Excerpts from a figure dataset

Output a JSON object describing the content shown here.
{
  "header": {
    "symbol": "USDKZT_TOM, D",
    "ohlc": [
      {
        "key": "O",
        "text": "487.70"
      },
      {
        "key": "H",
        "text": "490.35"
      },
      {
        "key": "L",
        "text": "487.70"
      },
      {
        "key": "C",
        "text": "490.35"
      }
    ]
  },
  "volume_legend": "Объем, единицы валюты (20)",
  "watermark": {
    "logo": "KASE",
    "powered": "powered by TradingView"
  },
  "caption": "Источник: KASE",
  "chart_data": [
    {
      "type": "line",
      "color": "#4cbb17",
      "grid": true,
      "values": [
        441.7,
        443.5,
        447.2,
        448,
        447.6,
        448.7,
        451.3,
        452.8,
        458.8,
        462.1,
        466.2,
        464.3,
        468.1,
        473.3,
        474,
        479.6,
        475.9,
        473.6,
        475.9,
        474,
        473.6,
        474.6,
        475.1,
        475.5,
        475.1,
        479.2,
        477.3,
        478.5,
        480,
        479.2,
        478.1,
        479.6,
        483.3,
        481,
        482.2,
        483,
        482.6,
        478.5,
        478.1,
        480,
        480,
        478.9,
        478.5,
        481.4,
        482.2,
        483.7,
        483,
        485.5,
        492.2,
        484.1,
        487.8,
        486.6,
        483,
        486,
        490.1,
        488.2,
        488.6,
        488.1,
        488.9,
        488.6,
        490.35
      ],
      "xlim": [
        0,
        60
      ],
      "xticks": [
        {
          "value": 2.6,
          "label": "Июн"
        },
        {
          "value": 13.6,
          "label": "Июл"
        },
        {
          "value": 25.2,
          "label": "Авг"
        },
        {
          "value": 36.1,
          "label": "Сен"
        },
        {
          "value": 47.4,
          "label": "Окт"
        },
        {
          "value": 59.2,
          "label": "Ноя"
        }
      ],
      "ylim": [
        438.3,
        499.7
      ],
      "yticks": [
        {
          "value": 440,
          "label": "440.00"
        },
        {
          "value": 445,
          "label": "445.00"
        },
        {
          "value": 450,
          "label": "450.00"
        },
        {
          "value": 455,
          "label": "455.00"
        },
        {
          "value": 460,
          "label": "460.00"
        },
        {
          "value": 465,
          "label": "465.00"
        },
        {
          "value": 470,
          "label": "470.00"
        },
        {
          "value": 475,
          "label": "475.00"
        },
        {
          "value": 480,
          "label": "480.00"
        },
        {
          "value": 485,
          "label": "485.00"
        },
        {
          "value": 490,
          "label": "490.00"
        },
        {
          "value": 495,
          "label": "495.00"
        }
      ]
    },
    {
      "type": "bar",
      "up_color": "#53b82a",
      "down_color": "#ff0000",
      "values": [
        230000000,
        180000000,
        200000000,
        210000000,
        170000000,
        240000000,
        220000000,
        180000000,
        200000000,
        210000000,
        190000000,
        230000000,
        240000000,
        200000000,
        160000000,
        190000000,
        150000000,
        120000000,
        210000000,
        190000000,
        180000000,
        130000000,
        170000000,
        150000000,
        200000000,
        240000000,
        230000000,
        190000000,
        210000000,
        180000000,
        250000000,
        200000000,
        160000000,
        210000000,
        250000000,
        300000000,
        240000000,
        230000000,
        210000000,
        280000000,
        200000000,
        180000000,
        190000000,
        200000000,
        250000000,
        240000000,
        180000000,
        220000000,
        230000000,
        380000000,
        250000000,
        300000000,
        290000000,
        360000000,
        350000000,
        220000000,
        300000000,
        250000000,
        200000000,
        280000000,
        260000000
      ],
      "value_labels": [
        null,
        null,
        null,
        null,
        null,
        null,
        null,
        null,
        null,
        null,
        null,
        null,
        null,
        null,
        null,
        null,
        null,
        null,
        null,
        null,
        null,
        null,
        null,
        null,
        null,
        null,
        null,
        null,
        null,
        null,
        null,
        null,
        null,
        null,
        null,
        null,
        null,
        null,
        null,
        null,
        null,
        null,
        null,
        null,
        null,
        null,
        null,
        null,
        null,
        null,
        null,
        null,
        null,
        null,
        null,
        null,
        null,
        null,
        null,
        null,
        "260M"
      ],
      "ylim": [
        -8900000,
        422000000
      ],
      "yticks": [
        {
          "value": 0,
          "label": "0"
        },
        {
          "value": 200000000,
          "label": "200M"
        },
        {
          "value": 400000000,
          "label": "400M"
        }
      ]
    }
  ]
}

[Exercise directions]
Extract, word for word, each line of the listing above.

[Solution]
Output a JSON object describing the content shown here.
{
  "header": {
    "symbol": "USDKZT_TOM, D",
    "ohlc": [
      {
        "key": "O",
        "text": "487.70"
      },
      {
        "key": "H",
        "text": "490.35"
      },
      {
        "key": "L",
        "text": "487.70"
      },
      {
        "key": "C",
        "text": "490.35"
      }
    ]
  },
  "volume_legend": "Объем, единицы валюты (20)",
  "watermark": {
    "logo": "KASE",
    "powered": "powered by TradingView"
  },
  "caption": "Источник: KASE",
  "chart_data": [
    {
      "type": "line",
      "color": "#4cbb17",
      "grid": true,
      "values": [
        441.7,
        443.5,
        447.2,
        448,
        447.6,
        448.7,
        451.3,
        452.8,
        458.8,
        462.1,
        466.2,
        464.3,
        468.1,
        473.3,
        474,
        479.6,
        475.9,
        473.6,
        475.9,
        474,
        473.6,
        474.6,
        475.1,
        475.5,
        475.1,
        479.2,
        477.3,
        478.5,
        480,
        479.2,
        478.1,
        479.6,
        483.3,
        481,
        482.2,
        483,
        482.6,
        478.5,
        478.1,
        480,
        480,
        478.9,
        478.5,
        481.4,
        482.2,
        483.7,
        483,
        485.5,
        492.2,
        484.1,
        487.8,
        486.6,
        483,
        486,
        490.1,
        488.2,
        488.6,
        488.1,
        488.9,
        488.6,
        490.35
      ],
      "xlim": [
        0,
        60
      ],
      "xticks": [
        {
          "value": 2.6,
          "label": "Июн"
        },
        {
          "value": 13.6,
          "label": "Июл"
        },
        {
          "value": 25.2,
          "label": "Авг"
        },
        {
          "value": 36.1,
          "label": "Сен"
        },
        {
          "value": 47.4,
          "label": "Окт"
        },
        {
          "value": 59.2,
          "label": "Ноя"
        }
      ],
      "ylim": [
        438.3,
        499.7
      ],
      "yticks": [
        {
          "value": 440,
          "label": "440.00"
        },
        {
          "value": 445,
          "label": "445.00"
        },
        {
          "value": 450,
          "label": "450.00"
        },
        {
          "value": 455,
          "label": "455.00"
        },
        {
          "value": 460,
          "label": "460.00"
        },
        {
          "value": 465,
          "label": "465.00"
        },
        {
          "value": 470,
          "label": "470.00"
        },
        {
          "value": 475,
          "label": "475.00"
        },
        {
          "value": 480,
          "label": "480.00"
        },
        {
          "value": 485,
          "label": "485.00"
        },
        {
          "value": 490,
          "label": "490.00"
        },
        {
          "value": 495,
          "label": "495.00"
        }
      ]
    },
    {
      "type": "bar",
      "up_color": "#53b82a",
      "down_color": "#ff0000",
      "values": [
        230000000,
        180000000,
        200000000,
        210000000,
        170000000,
        240000000,
        220000000,
        180000000,
        200000000,
        210000000,
        190000000,
        230000000,
        240000000,
        200000000,
        160000000,
        190000000,
        150000000,
        120000000,
        210000000,
        190000000,
        180000000,
        130000000,
        170000000,
        150000000,
        200000000,
        240000000,
        230000000,
        190000000,
        210000000,
        180000000,
        250000000,
        200000000,
        160000000,
        210000000,
        250000000,
        300000000,
        240000000,
        230000000,
        210000000,
        280000000,
        200000000,
        180000000,
        190000000,
        200000000,
        250000000,
        240000000,
        180000000,
        220000000,
        230000000,
        380000000,
        250000000,
        300000000,
        290000000,
        360000000,
        350000000,
        220000000,
        300000000,
        250000000,
        200000000,
        280000000,
        260000000
      ],
      "value_labels": [
        null,
        null,
        null,
        null,
        null,
        null,
        null,
        null,
        null,
        null,
        null,
        null,
        null,
        null,
        null,
        null,
        null,
        null,
        null,
        null,
        null,
        null,
        null,
        null,
        null,
        null,
        null,
        null,
        null,
        null,
        null,
        null,
        null,
        null,
        null,
        null,
        null,
        null,
        null,
        null,
        null,
        null,
        null,
        null,
        null,
        null,
        null,
        null,
        null,
        null,
        null,
        null,
        null,
        null,
        null,
        null,
        null,
        null,
        null,
        null,
        "260M"
      ],
      "ylim": [
        -8900000,
        422000000
      ],
      "yticks": [
        {
          "value": 0,
          "label": "0"
        },
        {
          "value": 200000000,
          "label": "200M"
        },
        {
          "value": 400000000,
          "label": "400M"
        }
      ]
    }
  ]
}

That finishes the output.